Instruction: Only a number is wanted: how many lines in the listing contain the word "JSON"?

** BEGIN Entries supplied **

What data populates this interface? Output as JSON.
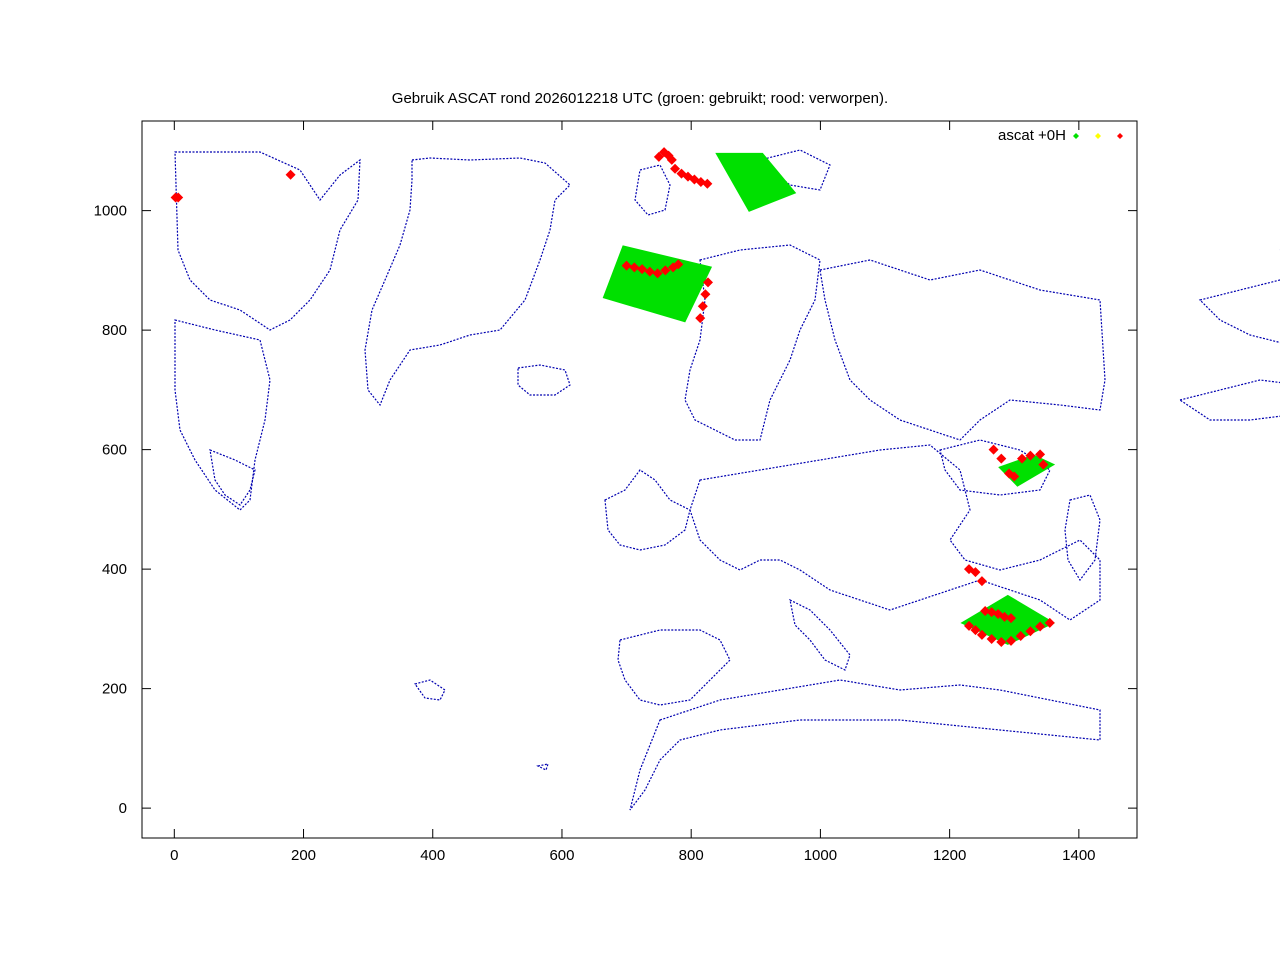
{
  "chart_data": {
    "type": "scatter",
    "title": "Gebruik ASCAT rond 2026012218 UTC (groen: gebruikt; rood: verworpen).",
    "xlabel": "",
    "ylabel": "",
    "xlim": [
      -50,
      1490
    ],
    "ylim": [
      -50,
      1150
    ],
    "xticks": [
      0,
      200,
      400,
      600,
      800,
      1000,
      1200,
      1400
    ],
    "yticks": [
      0,
      200,
      400,
      600,
      800,
      1000
    ],
    "grid": false,
    "legend_position": "top-right",
    "legend_label": "ascat +0H",
    "colors": {
      "used": "#00e000",
      "flagged": "#ffff00",
      "rejected": "#ff0000",
      "coast": "#0000b0"
    },
    "series": [
      {
        "name": "ascat +0H",
        "marker_colors": [
          "#00e000",
          "#ffff00",
          "#ff0000"
        ],
        "swaths_used": [
          {
            "corners": [
              [
                840,
                1095
              ],
              [
                910,
                1095
              ],
              [
                960,
                1030
              ],
              [
                890,
                1000
              ]
            ]
          },
          {
            "corners": [
              [
                695,
                940
              ],
              [
                830,
                905
              ],
              [
                790,
                815
              ],
              [
                665,
                855
              ]
            ]
          },
          {
            "corners": [
              [
                1278,
                570
              ],
              [
                1330,
                590
              ],
              [
                1360,
                575
              ],
              [
                1305,
                540
              ]
            ]
          },
          {
            "corners": [
              [
                1220,
                310
              ],
              [
                1290,
                355
              ],
              [
                1360,
                310
              ],
              [
                1290,
                275
              ]
            ]
          }
        ],
        "points_rejected": [
          [
            2,
            1022
          ],
          [
            6,
            1022
          ],
          [
            180,
            1060
          ],
          [
            750,
            1090
          ],
          [
            758,
            1098
          ],
          [
            765,
            1092
          ],
          [
            770,
            1085
          ],
          [
            775,
            1070
          ],
          [
            785,
            1062
          ],
          [
            795,
            1057
          ],
          [
            805,
            1052
          ],
          [
            815,
            1048
          ],
          [
            825,
            1045
          ],
          [
            700,
            908
          ],
          [
            712,
            905
          ],
          [
            724,
            902
          ],
          [
            736,
            898
          ],
          [
            748,
            895
          ],
          [
            760,
            900
          ],
          [
            772,
            905
          ],
          [
            780,
            910
          ],
          [
            826,
            880
          ],
          [
            822,
            860
          ],
          [
            818,
            840
          ],
          [
            814,
            820
          ],
          [
            1268,
            600
          ],
          [
            1280,
            585
          ],
          [
            1292,
            560
          ],
          [
            1300,
            555
          ],
          [
            1312,
            585
          ],
          [
            1325,
            590
          ],
          [
            1340,
            592
          ],
          [
            1345,
            575
          ],
          [
            1230,
            400
          ],
          [
            1240,
            395
          ],
          [
            1250,
            380
          ],
          [
            1255,
            330
          ],
          [
            1265,
            328
          ],
          [
            1275,
            325
          ],
          [
            1285,
            320
          ],
          [
            1295,
            318
          ],
          [
            1230,
            305
          ],
          [
            1240,
            298
          ],
          [
            1250,
            290
          ],
          [
            1265,
            283
          ],
          [
            1280,
            278
          ],
          [
            1295,
            280
          ],
          [
            1310,
            288
          ],
          [
            1325,
            296
          ],
          [
            1340,
            304
          ],
          [
            1355,
            310
          ]
        ]
      }
    ]
  }
}
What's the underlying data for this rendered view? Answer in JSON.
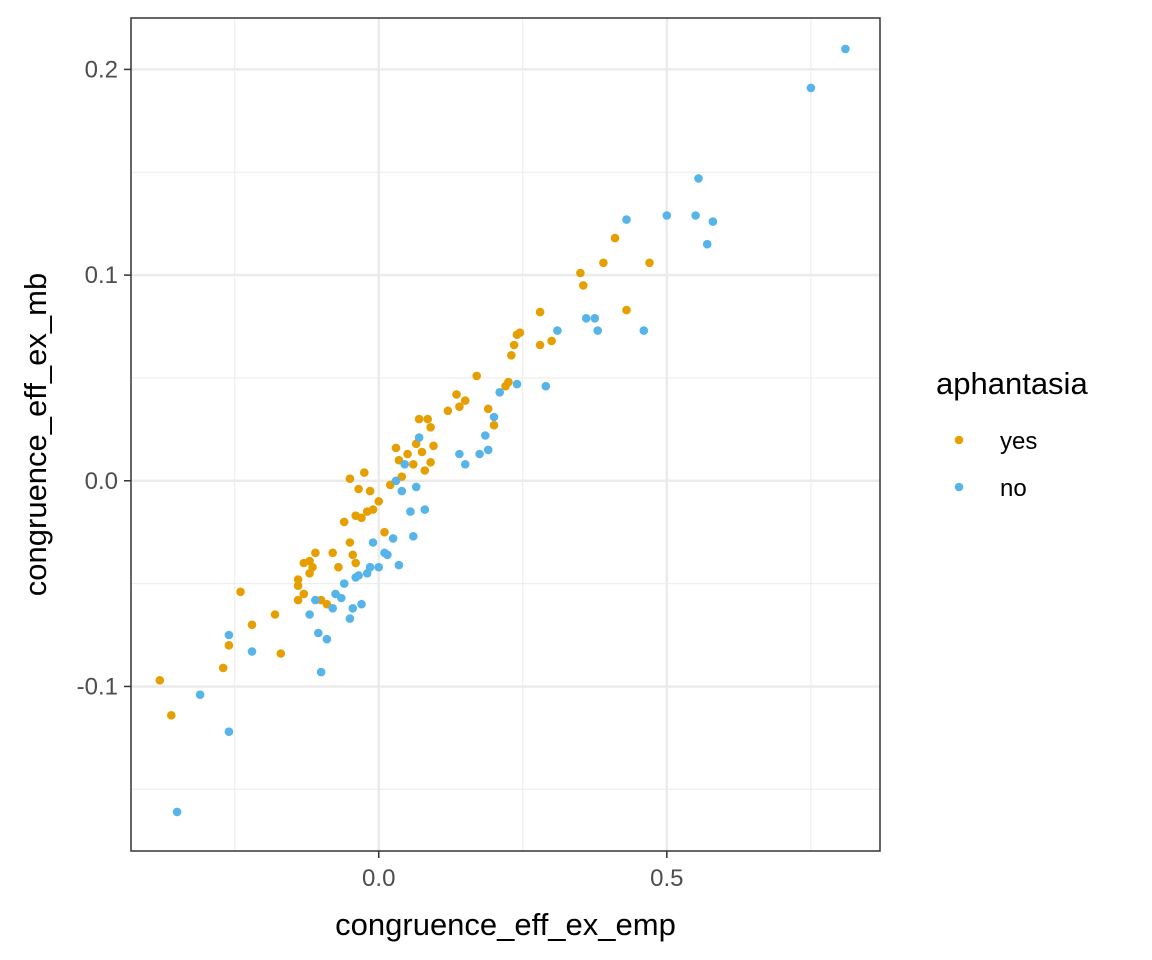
{
  "chart_data": {
    "type": "scatter",
    "xlabel": "congruence_eff_ex_emp",
    "ylabel": "congruence_eff_ex_mb",
    "xlim": [
      -0.43,
      0.87
    ],
    "ylim": [
      -0.18,
      0.225
    ],
    "x_ticks": [
      0.0,
      0.5
    ],
    "x_tick_labels": [
      "0.0",
      "0.5"
    ],
    "y_ticks": [
      -0.1,
      0.0,
      0.1,
      0.2
    ],
    "y_tick_labels": [
      "-0.1",
      "0.0",
      "0.1",
      "0.2"
    ],
    "grid": true,
    "legend": {
      "title": "aphantasia",
      "position": "right",
      "entries": [
        "yes",
        "no"
      ]
    },
    "colors": {
      "yes": "#E69F00",
      "no": "#56B4E9"
    },
    "series": [
      {
        "name": "yes",
        "points": [
          [
            -0.38,
            -0.097
          ],
          [
            -0.36,
            -0.114
          ],
          [
            -0.27,
            -0.091
          ],
          [
            -0.26,
            -0.08
          ],
          [
            -0.24,
            -0.054
          ],
          [
            -0.22,
            -0.07
          ],
          [
            -0.18,
            -0.065
          ],
          [
            -0.17,
            -0.084
          ],
          [
            -0.14,
            -0.048
          ],
          [
            -0.14,
            -0.051
          ],
          [
            -0.14,
            -0.058
          ],
          [
            -0.13,
            -0.04
          ],
          [
            -0.13,
            -0.055
          ],
          [
            -0.12,
            -0.039
          ],
          [
            -0.12,
            -0.045
          ],
          [
            -0.115,
            -0.042
          ],
          [
            -0.11,
            -0.035
          ],
          [
            -0.1,
            -0.058
          ],
          [
            -0.09,
            -0.06
          ],
          [
            -0.08,
            -0.035
          ],
          [
            -0.07,
            -0.042
          ],
          [
            -0.06,
            -0.02
          ],
          [
            -0.05,
            0.001
          ],
          [
            -0.05,
            -0.03
          ],
          [
            -0.045,
            -0.036
          ],
          [
            -0.04,
            -0.017
          ],
          [
            -0.04,
            -0.04
          ],
          [
            -0.035,
            -0.004
          ],
          [
            -0.03,
            -0.018
          ],
          [
            -0.025,
            0.004
          ],
          [
            -0.02,
            -0.015
          ],
          [
            -0.015,
            -0.005
          ],
          [
            -0.01,
            -0.014
          ],
          [
            0.0,
            -0.01
          ],
          [
            0.01,
            -0.025
          ],
          [
            0.02,
            -0.002
          ],
          [
            0.03,
            0.016
          ],
          [
            0.035,
            0.01
          ],
          [
            0.04,
            0.002
          ],
          [
            0.05,
            0.013
          ],
          [
            0.06,
            0.008
          ],
          [
            0.065,
            0.018
          ],
          [
            0.07,
            0.03
          ],
          [
            0.075,
            0.014
          ],
          [
            0.08,
            0.005
          ],
          [
            0.085,
            0.03
          ],
          [
            0.09,
            0.026
          ],
          [
            0.09,
            0.009
          ],
          [
            0.095,
            0.017
          ],
          [
            0.12,
            0.034
          ],
          [
            0.135,
            0.042
          ],
          [
            0.14,
            0.036
          ],
          [
            0.15,
            0.039
          ],
          [
            0.17,
            0.051
          ],
          [
            0.19,
            0.035
          ],
          [
            0.2,
            0.027
          ],
          [
            0.22,
            0.046
          ],
          [
            0.225,
            0.048
          ],
          [
            0.23,
            0.061
          ],
          [
            0.235,
            0.066
          ],
          [
            0.24,
            0.071
          ],
          [
            0.245,
            0.072
          ],
          [
            0.28,
            0.066
          ],
          [
            0.28,
            0.082
          ],
          [
            0.3,
            0.068
          ],
          [
            0.35,
            0.101
          ],
          [
            0.355,
            0.095
          ],
          [
            0.39,
            0.106
          ],
          [
            0.41,
            0.118
          ],
          [
            0.43,
            0.083
          ],
          [
            0.47,
            0.106
          ]
        ]
      },
      {
        "name": "no",
        "points": [
          [
            -0.35,
            -0.161
          ],
          [
            -0.31,
            -0.104
          ],
          [
            -0.26,
            -0.122
          ],
          [
            -0.26,
            -0.075
          ],
          [
            -0.22,
            -0.083
          ],
          [
            -0.12,
            -0.065
          ],
          [
            -0.11,
            -0.058
          ],
          [
            -0.105,
            -0.074
          ],
          [
            -0.1,
            -0.093
          ],
          [
            -0.09,
            -0.077
          ],
          [
            -0.08,
            -0.062
          ],
          [
            -0.075,
            -0.055
          ],
          [
            -0.065,
            -0.057
          ],
          [
            -0.06,
            -0.05
          ],
          [
            -0.05,
            -0.067
          ],
          [
            -0.045,
            -0.062
          ],
          [
            -0.04,
            -0.047
          ],
          [
            -0.035,
            -0.046
          ],
          [
            -0.03,
            -0.06
          ],
          [
            -0.02,
            -0.045
          ],
          [
            -0.015,
            -0.042
          ],
          [
            -0.01,
            -0.03
          ],
          [
            0.0,
            -0.042
          ],
          [
            0.01,
            -0.035
          ],
          [
            0.015,
            -0.036
          ],
          [
            0.025,
            -0.028
          ],
          [
            0.03,
            0.0
          ],
          [
            0.035,
            -0.041
          ],
          [
            0.04,
            -0.005
          ],
          [
            0.045,
            0.008
          ],
          [
            0.055,
            -0.015
          ],
          [
            0.06,
            -0.027
          ],
          [
            0.065,
            -0.003
          ],
          [
            0.07,
            0.021
          ],
          [
            0.08,
            -0.014
          ],
          [
            0.14,
            0.013
          ],
          [
            0.15,
            0.008
          ],
          [
            0.175,
            0.013
          ],
          [
            0.185,
            0.022
          ],
          [
            0.19,
            0.015
          ],
          [
            0.2,
            0.031
          ],
          [
            0.21,
            0.043
          ],
          [
            0.24,
            0.047
          ],
          [
            0.29,
            0.046
          ],
          [
            0.31,
            0.073
          ],
          [
            0.36,
            0.079
          ],
          [
            0.375,
            0.079
          ],
          [
            0.38,
            0.073
          ],
          [
            0.43,
            0.127
          ],
          [
            0.46,
            0.073
          ],
          [
            0.5,
            0.129
          ],
          [
            0.55,
            0.129
          ],
          [
            0.555,
            0.147
          ],
          [
            0.57,
            0.115
          ],
          [
            0.58,
            0.126
          ],
          [
            0.75,
            0.191
          ],
          [
            0.81,
            0.21
          ]
        ]
      }
    ]
  }
}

** END Entries supplied **

Exercise response: 2